• Task directions: Keep every line where the word "Debilidades" appears; drop the rest.

• Stored dataset items:

- - - - - - -

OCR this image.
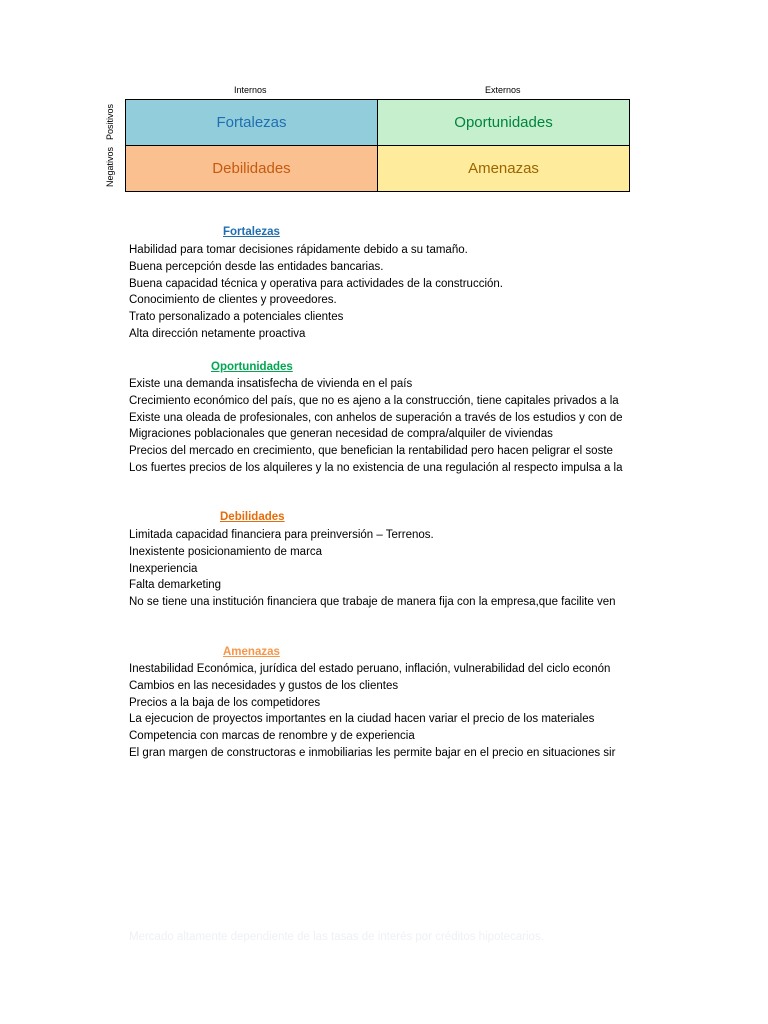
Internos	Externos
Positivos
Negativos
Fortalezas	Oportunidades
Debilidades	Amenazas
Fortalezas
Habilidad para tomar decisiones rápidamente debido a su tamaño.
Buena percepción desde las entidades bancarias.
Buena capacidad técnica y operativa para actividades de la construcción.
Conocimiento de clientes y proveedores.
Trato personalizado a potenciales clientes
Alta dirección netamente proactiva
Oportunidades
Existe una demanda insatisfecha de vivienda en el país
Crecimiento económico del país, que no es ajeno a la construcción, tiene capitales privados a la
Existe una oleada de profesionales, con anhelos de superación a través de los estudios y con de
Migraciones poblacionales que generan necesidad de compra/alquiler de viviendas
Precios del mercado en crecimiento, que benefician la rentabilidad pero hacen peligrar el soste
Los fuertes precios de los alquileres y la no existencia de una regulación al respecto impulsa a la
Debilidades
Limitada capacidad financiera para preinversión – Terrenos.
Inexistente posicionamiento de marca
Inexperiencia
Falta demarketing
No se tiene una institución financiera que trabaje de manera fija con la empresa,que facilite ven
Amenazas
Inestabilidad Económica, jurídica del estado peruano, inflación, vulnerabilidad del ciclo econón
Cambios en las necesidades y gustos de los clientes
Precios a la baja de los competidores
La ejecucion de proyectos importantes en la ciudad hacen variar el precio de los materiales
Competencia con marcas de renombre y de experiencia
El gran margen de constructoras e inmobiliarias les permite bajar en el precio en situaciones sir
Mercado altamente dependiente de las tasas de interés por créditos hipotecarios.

- - - - - - -

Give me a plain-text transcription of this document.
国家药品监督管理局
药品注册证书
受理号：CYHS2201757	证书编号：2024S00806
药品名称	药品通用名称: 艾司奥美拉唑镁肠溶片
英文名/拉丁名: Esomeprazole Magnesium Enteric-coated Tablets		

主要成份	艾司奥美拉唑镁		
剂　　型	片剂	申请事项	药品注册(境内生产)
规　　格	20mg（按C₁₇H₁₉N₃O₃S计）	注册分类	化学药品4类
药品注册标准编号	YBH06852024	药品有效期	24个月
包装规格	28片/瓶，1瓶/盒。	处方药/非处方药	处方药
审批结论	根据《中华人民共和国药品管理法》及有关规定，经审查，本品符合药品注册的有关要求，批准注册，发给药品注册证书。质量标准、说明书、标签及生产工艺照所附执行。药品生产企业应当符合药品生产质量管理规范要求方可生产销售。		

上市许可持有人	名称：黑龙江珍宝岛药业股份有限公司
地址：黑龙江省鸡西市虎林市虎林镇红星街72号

- - - - - - -

• Completed exercise:
Debilidades	Amenazas
Debilidades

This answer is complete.